STATED GOAL. Leave out the pictures and copy the remaining records exactly.

##### DATA SHOWN #####

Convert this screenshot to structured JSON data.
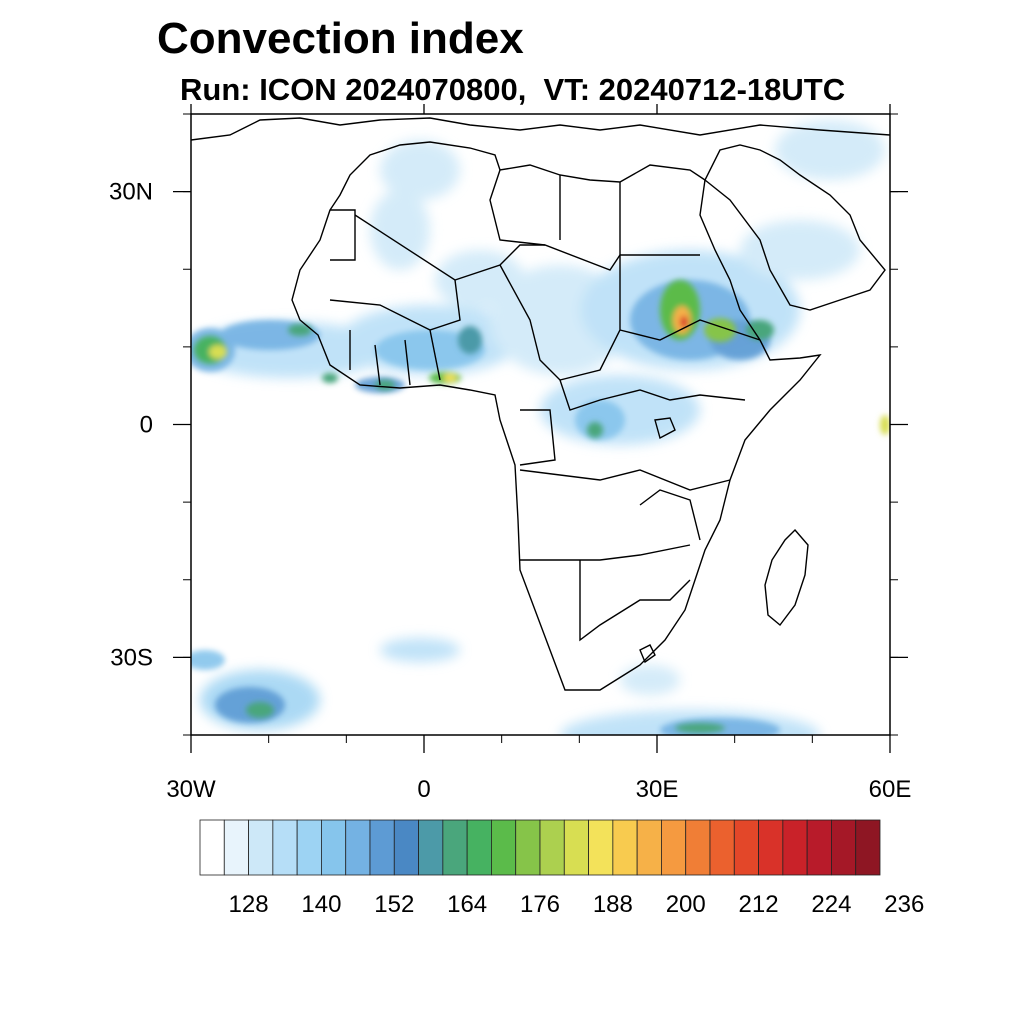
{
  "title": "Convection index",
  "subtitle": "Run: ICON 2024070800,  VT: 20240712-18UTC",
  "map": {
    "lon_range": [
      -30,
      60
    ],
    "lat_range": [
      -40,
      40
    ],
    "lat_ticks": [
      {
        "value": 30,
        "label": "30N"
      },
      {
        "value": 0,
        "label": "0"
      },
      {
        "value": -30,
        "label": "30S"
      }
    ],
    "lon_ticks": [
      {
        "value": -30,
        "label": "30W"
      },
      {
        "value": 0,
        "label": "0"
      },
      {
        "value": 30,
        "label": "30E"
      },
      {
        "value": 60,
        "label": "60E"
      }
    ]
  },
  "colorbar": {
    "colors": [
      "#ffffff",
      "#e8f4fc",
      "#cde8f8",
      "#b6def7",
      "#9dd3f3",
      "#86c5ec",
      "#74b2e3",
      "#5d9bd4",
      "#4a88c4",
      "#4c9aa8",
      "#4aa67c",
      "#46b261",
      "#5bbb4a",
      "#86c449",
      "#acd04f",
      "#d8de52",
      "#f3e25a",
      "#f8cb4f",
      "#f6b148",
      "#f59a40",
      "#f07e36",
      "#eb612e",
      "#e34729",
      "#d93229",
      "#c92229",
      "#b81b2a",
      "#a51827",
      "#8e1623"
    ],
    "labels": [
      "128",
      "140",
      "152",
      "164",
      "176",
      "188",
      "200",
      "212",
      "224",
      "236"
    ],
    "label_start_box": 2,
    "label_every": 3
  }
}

#####

SOLUTION FOR THIS TASK.
Convert this screenshot to structured JSON data.
{
  "title": "Convection index",
  "subtitle": "Run: ICON 2024070800,  VT: 20240712-18UTC",
  "map": {
    "lon_range": [
      -30,
      60
    ],
    "lat_range": [
      -40,
      40
    ],
    "lat_ticks": [
      {
        "value": 30,
        "label": "30N"
      },
      {
        "value": 0,
        "label": "0"
      },
      {
        "value": -30,
        "label": "30S"
      }
    ],
    "lon_ticks": [
      {
        "value": -30,
        "label": "30W"
      },
      {
        "value": 0,
        "label": "0"
      },
      {
        "value": 30,
        "label": "30E"
      },
      {
        "value": 60,
        "label": "60E"
      }
    ]
  },
  "colorbar": {
    "colors": [
      "#ffffff",
      "#e8f4fc",
      "#cde8f8",
      "#b6def7",
      "#9dd3f3",
      "#86c5ec",
      "#74b2e3",
      "#5d9bd4",
      "#4a88c4",
      "#4c9aa8",
      "#4aa67c",
      "#46b261",
      "#5bbb4a",
      "#86c449",
      "#acd04f",
      "#d8de52",
      "#f3e25a",
      "#f8cb4f",
      "#f6b148",
      "#f59a40",
      "#f07e36",
      "#eb612e",
      "#e34729",
      "#d93229",
      "#c92229",
      "#b81b2a",
      "#a51827",
      "#8e1623"
    ],
    "labels": [
      "128",
      "140",
      "152",
      "164",
      "176",
      "188",
      "200",
      "212",
      "224",
      "236"
    ],
    "label_start_box": 2,
    "label_every": 3
  }
}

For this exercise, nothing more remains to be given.